## EXERCISE
Locate and copy all lines bearing the word "posneg".
━━━━━ MATERIAL TO PROCESS
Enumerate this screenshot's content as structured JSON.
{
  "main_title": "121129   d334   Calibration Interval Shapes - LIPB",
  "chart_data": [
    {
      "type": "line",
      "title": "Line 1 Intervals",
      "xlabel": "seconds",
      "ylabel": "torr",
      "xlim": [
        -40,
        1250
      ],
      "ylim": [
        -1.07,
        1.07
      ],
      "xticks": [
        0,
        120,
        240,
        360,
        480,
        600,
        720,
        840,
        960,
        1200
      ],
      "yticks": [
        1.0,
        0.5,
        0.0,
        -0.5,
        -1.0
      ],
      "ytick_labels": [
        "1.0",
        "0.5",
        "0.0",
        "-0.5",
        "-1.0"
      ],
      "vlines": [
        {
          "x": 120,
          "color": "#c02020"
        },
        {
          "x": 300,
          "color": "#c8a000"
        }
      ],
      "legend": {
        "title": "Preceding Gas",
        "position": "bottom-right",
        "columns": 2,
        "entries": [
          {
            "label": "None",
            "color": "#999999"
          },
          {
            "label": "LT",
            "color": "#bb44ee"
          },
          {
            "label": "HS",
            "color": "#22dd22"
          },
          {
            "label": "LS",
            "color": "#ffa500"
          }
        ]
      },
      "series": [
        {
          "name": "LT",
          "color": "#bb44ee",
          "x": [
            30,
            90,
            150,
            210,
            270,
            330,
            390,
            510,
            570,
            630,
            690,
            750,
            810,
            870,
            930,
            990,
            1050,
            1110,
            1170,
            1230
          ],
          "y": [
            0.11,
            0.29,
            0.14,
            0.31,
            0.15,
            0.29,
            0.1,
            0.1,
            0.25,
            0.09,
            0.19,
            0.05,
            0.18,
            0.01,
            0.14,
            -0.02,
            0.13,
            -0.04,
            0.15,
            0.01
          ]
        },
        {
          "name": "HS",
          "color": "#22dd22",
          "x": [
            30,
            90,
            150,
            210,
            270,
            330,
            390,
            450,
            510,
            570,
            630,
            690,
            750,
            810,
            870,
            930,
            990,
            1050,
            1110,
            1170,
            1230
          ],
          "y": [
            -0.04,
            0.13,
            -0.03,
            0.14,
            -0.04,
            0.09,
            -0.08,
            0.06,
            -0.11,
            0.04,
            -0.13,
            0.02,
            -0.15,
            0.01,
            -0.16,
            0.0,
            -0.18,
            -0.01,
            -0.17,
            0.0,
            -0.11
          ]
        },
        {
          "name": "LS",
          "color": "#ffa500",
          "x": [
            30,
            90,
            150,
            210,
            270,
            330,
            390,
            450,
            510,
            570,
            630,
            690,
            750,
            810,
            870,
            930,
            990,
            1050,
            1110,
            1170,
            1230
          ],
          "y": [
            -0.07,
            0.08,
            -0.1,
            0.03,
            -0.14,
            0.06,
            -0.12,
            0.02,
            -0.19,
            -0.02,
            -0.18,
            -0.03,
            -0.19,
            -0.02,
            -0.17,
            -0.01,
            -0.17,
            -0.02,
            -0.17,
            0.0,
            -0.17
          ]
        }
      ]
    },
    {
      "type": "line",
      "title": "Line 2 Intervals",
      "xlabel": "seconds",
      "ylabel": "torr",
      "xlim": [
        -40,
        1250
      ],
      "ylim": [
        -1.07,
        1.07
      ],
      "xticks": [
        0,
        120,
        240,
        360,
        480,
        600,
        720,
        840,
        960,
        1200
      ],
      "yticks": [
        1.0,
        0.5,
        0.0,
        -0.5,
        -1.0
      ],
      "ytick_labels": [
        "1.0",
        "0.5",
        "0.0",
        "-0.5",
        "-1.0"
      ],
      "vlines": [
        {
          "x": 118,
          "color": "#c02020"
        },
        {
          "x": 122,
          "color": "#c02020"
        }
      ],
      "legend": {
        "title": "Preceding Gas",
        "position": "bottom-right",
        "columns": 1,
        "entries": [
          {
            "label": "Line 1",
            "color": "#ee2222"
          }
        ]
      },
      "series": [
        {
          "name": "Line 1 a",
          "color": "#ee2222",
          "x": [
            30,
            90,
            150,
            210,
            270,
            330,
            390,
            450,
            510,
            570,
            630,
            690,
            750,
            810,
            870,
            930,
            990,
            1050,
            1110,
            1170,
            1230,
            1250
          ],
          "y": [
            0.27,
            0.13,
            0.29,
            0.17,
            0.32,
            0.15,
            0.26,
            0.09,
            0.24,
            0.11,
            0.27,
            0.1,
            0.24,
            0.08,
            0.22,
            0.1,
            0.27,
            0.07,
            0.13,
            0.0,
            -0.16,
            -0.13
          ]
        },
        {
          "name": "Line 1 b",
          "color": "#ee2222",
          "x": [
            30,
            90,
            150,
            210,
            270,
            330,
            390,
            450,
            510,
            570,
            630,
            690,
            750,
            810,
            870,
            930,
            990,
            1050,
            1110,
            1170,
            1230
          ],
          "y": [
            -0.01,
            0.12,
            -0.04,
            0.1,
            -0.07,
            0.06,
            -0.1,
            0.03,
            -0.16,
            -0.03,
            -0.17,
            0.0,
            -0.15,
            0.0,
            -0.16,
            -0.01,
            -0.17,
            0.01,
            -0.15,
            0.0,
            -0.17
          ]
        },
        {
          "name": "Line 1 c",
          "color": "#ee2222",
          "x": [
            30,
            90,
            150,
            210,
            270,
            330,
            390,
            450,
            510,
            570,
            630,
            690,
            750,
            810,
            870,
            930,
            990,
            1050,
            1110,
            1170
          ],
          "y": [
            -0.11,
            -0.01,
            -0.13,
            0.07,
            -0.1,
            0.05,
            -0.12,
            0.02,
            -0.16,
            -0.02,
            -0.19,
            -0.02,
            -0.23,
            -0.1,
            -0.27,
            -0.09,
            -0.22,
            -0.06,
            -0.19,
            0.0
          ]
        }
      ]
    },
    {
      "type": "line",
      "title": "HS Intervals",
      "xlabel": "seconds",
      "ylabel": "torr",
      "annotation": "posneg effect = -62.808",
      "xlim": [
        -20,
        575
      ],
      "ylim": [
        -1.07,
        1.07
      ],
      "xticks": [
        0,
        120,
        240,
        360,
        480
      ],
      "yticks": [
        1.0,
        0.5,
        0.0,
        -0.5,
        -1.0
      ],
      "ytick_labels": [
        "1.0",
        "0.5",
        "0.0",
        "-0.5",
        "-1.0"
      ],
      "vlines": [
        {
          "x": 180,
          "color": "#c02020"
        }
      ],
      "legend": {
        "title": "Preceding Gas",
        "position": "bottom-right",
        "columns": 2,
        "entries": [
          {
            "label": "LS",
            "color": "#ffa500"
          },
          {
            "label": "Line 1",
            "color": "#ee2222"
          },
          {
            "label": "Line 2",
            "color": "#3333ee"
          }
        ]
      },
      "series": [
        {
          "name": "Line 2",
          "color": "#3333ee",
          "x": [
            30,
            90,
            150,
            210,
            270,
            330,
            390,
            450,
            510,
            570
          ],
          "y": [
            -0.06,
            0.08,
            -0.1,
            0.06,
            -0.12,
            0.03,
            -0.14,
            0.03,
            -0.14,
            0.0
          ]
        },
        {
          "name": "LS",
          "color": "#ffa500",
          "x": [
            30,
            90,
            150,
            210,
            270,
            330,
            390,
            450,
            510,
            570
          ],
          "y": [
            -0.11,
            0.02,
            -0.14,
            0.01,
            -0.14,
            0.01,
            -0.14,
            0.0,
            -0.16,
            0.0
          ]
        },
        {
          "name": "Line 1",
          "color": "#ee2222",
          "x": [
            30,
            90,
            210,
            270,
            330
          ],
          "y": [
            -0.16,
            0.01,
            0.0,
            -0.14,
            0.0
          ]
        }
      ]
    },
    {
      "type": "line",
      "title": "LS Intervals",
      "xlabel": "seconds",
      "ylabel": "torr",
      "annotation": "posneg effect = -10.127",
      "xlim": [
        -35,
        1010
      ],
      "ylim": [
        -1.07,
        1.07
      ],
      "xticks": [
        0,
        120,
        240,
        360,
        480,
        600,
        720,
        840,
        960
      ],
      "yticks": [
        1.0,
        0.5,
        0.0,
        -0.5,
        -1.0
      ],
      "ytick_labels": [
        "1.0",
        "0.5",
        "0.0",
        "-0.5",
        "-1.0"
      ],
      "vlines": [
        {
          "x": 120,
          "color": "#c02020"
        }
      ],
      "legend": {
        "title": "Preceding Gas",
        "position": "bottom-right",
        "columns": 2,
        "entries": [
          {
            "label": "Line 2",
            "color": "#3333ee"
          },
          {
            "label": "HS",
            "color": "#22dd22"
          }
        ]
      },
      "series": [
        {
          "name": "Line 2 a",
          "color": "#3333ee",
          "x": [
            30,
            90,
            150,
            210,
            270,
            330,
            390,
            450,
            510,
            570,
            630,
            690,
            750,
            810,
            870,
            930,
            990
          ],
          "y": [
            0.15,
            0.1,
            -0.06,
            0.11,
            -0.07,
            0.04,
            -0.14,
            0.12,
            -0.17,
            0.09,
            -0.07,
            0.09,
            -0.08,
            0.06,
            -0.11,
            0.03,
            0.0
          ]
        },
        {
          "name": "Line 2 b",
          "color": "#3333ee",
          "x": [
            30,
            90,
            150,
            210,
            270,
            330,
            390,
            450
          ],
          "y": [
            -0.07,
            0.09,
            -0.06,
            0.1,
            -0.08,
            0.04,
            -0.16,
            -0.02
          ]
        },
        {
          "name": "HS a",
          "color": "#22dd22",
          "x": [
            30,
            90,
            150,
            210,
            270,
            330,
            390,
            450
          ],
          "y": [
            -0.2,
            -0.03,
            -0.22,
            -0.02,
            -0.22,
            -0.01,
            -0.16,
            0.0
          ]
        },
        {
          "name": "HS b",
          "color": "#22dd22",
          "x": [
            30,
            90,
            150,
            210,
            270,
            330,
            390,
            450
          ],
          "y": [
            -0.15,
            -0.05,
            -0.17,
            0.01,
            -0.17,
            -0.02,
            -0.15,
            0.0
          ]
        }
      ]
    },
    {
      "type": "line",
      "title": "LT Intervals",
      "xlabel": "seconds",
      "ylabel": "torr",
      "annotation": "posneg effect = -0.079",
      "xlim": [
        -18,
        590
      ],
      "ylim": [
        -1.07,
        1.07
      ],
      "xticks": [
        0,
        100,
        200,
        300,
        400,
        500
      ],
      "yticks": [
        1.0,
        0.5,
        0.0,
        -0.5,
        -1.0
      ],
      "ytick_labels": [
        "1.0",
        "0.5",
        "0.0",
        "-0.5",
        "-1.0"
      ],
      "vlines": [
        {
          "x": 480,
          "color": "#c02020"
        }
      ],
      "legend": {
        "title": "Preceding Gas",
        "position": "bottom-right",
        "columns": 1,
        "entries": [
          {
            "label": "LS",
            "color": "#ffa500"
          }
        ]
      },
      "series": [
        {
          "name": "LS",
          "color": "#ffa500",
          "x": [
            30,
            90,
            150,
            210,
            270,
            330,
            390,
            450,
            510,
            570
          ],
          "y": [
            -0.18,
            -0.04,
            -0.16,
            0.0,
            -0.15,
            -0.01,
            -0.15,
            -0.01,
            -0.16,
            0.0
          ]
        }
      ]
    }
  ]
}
━━━━━━━━━━
## THE SOLUTION
      "annotation": "posneg effect = -62.808",
      "annotation": "posneg effect = -10.127",
      "annotation": "posneg effect = -0.079",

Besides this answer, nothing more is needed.